### TASK:
Filter the data below, keeping only lines that contain "name".

### RAW DATA:

★ ★ ★ ★

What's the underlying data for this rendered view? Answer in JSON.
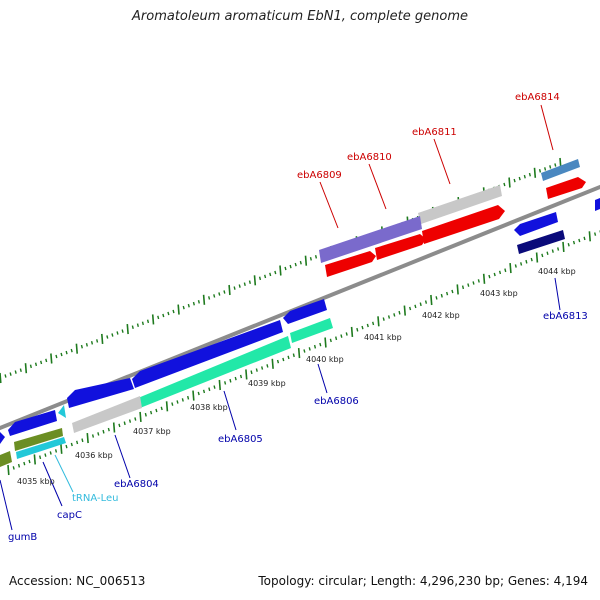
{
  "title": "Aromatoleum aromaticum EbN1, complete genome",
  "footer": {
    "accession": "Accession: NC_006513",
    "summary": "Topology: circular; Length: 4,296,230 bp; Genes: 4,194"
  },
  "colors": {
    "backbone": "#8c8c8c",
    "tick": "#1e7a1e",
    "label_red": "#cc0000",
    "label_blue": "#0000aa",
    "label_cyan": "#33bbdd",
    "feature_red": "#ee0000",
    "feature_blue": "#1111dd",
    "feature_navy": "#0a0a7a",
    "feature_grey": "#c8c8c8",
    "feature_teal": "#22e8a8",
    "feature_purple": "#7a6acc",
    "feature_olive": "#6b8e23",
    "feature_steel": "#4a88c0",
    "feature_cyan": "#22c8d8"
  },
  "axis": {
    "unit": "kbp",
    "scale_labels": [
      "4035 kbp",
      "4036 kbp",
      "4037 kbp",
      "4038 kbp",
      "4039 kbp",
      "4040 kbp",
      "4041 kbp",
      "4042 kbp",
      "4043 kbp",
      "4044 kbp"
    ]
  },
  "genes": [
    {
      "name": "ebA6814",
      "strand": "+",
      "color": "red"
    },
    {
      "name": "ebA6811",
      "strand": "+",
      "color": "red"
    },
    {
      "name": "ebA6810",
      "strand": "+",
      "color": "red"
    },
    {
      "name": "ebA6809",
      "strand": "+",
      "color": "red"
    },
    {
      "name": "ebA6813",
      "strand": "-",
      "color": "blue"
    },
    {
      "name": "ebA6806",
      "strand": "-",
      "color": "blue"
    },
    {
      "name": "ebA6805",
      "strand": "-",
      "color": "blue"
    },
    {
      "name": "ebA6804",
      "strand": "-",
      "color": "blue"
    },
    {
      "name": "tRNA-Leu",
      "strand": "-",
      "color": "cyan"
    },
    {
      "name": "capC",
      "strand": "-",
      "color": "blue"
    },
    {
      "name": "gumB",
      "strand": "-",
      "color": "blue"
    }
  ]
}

★ ★ ★ ★

### RESULT OF THIS TASK:
      "name": "ebA6814",
      "name": "ebA6811",
      "name": "ebA6810",
      "name": "ebA6809",
      "name": "ebA6813",
      "name": "ebA6806",
      "name": "ebA6805",
      "name": "ebA6804",
      "name": "tRNA-Leu",
      "name": "capC",
      "name": "gumB",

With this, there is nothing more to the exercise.